[DATA SHOWN]
★ ★ ★

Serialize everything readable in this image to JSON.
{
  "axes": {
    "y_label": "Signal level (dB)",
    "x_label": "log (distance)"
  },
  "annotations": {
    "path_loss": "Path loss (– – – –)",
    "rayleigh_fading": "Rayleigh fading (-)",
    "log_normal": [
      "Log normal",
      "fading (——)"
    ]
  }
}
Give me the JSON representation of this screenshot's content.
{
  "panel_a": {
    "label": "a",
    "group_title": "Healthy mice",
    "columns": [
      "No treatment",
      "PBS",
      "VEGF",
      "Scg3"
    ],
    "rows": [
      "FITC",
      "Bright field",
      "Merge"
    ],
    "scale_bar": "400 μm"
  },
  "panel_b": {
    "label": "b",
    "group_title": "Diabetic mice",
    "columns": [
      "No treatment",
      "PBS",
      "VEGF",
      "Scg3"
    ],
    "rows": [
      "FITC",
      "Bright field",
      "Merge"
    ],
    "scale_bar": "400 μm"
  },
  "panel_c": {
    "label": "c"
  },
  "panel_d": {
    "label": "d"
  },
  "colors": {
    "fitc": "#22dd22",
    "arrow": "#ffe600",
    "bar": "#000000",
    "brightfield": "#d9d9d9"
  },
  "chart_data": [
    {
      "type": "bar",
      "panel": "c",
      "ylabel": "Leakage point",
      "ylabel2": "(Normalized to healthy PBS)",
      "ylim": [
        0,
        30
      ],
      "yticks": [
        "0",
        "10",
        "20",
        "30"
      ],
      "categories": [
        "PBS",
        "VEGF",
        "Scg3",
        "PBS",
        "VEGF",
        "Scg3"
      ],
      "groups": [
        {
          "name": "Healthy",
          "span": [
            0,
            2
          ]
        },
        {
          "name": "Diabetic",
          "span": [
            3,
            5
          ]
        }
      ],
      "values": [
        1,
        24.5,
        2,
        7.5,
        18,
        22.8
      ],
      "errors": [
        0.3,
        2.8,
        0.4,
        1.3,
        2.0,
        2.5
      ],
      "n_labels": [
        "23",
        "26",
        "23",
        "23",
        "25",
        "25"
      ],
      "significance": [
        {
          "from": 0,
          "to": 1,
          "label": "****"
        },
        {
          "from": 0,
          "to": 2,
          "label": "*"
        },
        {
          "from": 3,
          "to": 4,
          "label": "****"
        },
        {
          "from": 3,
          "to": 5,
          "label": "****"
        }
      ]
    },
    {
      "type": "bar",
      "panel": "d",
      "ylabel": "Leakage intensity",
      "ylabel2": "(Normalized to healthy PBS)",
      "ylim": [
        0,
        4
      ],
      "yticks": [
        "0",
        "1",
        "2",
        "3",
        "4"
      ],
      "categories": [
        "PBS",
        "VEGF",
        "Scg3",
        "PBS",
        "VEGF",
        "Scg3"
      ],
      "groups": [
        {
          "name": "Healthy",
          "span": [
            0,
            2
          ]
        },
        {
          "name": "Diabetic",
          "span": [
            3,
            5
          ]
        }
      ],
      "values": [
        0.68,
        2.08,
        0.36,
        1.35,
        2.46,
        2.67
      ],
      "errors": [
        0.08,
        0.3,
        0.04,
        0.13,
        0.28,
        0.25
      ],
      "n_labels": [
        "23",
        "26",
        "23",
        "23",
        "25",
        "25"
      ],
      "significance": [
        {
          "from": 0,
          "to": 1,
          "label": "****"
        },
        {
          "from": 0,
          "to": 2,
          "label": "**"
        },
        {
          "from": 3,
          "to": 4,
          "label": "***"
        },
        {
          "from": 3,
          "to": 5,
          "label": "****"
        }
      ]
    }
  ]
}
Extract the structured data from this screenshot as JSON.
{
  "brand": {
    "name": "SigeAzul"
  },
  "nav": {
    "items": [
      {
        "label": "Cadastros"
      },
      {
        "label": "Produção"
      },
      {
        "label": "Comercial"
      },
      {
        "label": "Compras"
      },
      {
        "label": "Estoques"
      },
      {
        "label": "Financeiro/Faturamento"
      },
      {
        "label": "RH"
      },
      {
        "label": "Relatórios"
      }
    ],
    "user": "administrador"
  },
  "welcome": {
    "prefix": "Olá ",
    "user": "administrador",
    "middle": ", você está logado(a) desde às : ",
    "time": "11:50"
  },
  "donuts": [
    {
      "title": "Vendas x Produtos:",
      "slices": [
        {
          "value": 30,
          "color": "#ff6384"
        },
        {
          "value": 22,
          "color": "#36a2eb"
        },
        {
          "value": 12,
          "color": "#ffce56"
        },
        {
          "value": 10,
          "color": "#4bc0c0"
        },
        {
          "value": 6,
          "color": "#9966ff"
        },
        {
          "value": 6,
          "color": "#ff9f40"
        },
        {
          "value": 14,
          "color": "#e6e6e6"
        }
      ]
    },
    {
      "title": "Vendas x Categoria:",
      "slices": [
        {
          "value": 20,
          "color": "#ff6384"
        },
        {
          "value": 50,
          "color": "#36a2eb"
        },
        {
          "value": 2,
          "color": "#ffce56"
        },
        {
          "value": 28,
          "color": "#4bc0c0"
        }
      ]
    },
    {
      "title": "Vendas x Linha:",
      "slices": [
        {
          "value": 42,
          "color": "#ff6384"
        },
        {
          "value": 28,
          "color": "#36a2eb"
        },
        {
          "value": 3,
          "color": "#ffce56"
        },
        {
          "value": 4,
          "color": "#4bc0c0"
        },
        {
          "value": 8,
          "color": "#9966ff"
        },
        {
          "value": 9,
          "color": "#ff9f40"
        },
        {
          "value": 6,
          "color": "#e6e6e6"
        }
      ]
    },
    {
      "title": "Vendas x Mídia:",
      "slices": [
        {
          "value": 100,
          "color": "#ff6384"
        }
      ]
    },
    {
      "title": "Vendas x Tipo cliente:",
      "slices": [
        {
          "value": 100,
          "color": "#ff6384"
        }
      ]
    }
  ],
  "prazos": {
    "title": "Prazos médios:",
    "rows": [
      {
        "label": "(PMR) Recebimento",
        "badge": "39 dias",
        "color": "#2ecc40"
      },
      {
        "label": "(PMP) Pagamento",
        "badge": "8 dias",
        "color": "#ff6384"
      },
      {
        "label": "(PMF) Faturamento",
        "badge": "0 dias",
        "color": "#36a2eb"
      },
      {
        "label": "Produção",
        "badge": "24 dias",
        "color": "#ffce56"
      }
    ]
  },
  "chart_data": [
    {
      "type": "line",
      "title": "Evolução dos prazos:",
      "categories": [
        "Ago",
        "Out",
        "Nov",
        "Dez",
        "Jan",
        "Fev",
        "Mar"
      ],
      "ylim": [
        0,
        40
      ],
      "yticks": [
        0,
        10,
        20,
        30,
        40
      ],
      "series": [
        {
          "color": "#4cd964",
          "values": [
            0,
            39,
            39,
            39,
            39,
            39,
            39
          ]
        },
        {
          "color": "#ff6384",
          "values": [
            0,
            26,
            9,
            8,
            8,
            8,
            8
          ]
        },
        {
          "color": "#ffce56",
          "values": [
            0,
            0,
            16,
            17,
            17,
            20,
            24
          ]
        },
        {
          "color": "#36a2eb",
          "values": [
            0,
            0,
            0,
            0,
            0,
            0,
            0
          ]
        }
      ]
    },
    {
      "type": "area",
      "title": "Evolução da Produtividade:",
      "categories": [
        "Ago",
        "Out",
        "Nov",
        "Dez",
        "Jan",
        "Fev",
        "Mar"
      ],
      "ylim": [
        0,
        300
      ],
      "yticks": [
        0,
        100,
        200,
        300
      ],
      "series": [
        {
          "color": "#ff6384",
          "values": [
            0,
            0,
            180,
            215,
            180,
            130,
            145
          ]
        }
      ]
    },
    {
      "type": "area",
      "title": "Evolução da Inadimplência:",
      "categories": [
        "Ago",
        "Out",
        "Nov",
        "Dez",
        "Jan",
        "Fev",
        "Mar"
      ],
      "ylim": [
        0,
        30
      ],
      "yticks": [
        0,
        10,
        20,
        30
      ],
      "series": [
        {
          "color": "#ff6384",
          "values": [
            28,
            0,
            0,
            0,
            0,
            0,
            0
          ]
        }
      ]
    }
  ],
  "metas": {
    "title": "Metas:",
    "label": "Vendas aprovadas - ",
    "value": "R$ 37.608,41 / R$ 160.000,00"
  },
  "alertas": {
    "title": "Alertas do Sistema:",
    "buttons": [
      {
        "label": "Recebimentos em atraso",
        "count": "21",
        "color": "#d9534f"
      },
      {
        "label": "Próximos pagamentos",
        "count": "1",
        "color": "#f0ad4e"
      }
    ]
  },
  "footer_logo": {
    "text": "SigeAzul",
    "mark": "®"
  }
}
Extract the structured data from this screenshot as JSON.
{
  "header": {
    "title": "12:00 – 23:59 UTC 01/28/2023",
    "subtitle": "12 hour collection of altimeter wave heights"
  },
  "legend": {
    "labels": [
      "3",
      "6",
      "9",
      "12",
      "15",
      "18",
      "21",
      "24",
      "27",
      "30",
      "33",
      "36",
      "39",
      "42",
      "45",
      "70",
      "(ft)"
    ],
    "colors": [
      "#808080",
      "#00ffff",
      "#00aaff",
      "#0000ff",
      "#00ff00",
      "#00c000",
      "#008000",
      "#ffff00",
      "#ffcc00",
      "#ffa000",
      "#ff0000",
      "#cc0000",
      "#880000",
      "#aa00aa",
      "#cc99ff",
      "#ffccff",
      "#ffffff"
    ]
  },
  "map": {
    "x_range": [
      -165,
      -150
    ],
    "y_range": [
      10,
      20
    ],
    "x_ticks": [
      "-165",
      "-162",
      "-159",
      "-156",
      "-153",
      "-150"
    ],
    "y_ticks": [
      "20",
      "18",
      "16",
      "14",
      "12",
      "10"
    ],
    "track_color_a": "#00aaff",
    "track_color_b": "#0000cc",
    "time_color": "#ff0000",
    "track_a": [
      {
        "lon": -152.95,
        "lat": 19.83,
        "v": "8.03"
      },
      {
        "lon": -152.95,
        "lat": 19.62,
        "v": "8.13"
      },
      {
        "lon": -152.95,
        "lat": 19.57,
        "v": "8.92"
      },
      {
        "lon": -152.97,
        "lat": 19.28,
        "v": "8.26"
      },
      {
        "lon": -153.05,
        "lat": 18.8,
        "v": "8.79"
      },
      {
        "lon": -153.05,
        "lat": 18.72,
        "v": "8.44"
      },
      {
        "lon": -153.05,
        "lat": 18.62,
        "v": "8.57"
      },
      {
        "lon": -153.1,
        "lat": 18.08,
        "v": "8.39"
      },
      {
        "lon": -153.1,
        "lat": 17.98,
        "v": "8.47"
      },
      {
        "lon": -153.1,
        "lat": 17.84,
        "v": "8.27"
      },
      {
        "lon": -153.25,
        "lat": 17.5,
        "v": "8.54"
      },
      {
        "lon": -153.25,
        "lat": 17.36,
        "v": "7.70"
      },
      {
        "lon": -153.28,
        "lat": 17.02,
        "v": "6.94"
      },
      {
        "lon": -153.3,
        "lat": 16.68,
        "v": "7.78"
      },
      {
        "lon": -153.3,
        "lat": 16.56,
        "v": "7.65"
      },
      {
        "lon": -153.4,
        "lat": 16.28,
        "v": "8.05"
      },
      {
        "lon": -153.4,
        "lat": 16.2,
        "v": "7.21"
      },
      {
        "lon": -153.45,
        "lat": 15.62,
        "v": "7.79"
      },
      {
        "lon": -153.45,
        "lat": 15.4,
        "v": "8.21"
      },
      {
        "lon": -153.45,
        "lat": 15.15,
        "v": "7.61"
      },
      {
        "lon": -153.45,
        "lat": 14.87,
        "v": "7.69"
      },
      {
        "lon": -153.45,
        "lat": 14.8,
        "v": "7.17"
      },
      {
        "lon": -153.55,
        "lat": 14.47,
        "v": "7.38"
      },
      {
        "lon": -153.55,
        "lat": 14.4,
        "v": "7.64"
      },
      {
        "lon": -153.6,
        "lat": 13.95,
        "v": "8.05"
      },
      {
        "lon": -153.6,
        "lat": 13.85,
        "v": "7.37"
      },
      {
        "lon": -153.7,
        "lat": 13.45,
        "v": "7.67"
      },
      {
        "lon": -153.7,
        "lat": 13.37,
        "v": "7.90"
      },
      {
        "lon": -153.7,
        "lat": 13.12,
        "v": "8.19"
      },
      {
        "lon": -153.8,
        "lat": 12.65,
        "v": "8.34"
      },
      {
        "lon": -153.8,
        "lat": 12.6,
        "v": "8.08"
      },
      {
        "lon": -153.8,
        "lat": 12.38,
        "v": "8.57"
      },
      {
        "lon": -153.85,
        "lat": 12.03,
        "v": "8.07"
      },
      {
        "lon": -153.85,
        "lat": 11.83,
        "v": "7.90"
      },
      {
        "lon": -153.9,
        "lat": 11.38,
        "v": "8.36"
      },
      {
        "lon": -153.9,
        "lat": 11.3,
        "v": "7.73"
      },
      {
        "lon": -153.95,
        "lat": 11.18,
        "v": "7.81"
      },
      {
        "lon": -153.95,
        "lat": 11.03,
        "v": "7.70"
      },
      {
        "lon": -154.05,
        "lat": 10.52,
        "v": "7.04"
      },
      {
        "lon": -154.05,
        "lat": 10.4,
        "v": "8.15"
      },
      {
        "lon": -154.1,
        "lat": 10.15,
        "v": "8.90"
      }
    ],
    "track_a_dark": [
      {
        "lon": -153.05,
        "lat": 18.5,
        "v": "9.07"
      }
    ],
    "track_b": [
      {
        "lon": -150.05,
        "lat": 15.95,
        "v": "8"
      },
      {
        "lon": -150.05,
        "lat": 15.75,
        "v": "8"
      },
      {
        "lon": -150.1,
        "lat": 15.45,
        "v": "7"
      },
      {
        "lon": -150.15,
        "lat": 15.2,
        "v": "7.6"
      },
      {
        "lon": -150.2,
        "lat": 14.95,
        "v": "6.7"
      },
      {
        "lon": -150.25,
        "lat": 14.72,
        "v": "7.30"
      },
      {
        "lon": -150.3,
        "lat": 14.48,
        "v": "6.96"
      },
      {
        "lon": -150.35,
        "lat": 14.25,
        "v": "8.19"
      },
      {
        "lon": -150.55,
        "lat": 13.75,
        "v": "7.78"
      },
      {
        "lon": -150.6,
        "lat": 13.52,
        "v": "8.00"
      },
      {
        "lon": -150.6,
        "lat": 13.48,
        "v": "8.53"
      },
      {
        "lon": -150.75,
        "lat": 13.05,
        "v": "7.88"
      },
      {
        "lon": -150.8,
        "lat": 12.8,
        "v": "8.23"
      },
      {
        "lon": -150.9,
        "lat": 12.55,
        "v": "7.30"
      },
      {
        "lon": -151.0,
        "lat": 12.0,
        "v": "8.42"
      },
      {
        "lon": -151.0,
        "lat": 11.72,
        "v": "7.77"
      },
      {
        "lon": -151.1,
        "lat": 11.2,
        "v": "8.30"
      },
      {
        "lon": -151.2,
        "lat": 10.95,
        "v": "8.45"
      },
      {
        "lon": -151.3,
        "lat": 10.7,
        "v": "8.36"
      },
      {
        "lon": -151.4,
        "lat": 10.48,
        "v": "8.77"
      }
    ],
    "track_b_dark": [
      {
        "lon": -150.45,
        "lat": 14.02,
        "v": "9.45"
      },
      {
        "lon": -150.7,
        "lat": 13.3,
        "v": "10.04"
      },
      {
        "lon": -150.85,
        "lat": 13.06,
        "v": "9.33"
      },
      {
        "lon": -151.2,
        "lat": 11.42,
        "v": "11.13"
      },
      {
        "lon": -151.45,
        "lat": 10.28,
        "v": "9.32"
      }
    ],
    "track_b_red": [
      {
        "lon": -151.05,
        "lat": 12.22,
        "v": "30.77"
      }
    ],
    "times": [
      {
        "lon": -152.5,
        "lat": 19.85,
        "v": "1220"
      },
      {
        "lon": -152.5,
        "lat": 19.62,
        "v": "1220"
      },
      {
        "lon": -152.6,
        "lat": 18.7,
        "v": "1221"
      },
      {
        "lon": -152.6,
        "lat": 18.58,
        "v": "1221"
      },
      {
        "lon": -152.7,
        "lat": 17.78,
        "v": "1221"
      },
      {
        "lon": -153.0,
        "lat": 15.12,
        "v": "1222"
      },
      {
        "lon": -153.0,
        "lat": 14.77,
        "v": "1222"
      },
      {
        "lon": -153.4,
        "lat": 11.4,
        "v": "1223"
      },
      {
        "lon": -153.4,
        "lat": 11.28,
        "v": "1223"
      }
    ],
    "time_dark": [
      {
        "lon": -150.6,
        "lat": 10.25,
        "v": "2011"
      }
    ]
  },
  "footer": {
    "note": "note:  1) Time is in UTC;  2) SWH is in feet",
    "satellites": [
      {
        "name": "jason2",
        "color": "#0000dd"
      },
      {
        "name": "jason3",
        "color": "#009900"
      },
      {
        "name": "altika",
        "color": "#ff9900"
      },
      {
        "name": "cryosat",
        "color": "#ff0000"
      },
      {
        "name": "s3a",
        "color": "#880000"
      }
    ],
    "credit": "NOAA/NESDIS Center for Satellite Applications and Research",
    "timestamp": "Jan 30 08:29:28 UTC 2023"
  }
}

★ ★ ★

[PROBLEM DESCRIPTION] In the material above, show every line where the word "mice" turns up.

[ANSWER TO THE TASK]
    "group_title": "Healthy mice",
    "group_title": "Diabetic mice",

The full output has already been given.